[TASK GOAL]: Go over each line of the entries below, count those with "Significant", and give only the count.

[Entries taken from a collection]
┄┄┄┄┄┄┄┄┄┄
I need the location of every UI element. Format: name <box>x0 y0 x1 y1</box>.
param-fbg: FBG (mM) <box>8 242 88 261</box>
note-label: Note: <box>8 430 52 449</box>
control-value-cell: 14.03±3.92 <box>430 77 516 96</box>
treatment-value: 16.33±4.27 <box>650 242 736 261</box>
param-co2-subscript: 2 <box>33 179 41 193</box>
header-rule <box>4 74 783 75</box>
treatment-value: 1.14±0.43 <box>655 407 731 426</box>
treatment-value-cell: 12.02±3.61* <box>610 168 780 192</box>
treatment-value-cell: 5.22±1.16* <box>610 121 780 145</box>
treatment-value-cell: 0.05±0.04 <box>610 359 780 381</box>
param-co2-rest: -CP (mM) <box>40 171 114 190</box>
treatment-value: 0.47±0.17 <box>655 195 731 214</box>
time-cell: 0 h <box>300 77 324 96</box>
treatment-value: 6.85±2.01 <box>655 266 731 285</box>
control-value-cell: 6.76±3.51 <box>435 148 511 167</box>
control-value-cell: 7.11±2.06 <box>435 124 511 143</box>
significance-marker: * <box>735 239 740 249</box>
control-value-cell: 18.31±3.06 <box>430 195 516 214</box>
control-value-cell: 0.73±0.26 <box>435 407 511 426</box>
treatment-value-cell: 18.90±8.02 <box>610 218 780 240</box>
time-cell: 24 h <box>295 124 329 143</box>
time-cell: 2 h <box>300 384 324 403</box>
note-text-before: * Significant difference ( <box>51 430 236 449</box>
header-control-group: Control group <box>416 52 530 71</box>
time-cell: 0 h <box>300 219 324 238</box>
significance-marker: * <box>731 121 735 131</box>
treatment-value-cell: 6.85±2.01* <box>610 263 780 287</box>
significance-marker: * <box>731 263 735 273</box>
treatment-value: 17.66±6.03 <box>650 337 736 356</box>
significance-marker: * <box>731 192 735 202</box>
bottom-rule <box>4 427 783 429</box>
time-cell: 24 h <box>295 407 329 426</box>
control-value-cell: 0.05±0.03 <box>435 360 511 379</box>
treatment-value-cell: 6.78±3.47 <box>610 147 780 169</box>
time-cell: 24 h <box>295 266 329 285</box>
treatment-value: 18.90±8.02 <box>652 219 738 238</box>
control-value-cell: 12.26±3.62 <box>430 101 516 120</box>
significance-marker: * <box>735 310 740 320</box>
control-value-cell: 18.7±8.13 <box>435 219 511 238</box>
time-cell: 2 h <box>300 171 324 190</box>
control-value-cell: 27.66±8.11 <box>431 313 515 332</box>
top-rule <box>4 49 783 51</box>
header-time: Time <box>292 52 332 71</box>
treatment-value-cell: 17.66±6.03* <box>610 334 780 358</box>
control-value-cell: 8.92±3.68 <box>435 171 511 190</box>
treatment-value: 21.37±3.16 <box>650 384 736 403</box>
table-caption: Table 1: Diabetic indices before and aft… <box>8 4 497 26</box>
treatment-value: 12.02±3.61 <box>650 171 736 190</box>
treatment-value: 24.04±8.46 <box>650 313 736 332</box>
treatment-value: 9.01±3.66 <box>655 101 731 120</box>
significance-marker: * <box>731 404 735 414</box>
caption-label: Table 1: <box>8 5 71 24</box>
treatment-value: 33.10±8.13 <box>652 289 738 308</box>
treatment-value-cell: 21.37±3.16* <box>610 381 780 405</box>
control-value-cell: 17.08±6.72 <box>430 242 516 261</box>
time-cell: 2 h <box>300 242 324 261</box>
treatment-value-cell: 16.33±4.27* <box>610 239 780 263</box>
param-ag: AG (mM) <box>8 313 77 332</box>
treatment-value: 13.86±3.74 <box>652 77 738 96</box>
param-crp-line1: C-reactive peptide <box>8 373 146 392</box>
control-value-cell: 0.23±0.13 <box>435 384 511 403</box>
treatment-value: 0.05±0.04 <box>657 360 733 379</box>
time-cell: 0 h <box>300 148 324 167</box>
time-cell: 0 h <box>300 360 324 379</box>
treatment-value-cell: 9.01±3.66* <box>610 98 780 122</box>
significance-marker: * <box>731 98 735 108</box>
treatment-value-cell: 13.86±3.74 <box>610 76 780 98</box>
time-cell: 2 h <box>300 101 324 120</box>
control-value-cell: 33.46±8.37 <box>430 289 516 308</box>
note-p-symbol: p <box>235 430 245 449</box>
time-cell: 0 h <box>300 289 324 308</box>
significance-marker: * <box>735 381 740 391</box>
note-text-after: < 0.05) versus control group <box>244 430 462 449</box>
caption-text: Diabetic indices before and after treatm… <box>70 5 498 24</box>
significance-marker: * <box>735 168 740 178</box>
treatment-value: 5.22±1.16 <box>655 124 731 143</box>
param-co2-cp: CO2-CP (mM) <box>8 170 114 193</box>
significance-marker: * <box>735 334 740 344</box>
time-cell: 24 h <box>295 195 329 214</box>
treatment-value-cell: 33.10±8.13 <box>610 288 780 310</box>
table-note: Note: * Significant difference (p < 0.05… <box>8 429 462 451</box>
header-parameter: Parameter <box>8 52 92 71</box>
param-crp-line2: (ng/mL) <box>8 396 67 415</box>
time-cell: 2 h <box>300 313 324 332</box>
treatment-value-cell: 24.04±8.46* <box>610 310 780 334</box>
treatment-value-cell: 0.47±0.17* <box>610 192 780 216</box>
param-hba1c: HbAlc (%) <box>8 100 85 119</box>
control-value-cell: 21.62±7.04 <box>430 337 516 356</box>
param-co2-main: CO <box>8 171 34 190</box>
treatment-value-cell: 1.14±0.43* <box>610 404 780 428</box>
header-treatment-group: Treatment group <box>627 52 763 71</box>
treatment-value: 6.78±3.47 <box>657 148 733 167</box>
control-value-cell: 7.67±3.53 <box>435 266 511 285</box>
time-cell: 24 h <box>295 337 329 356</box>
┄┄┄┄┄┄┄┄┄┄
[RESPONSE]: 2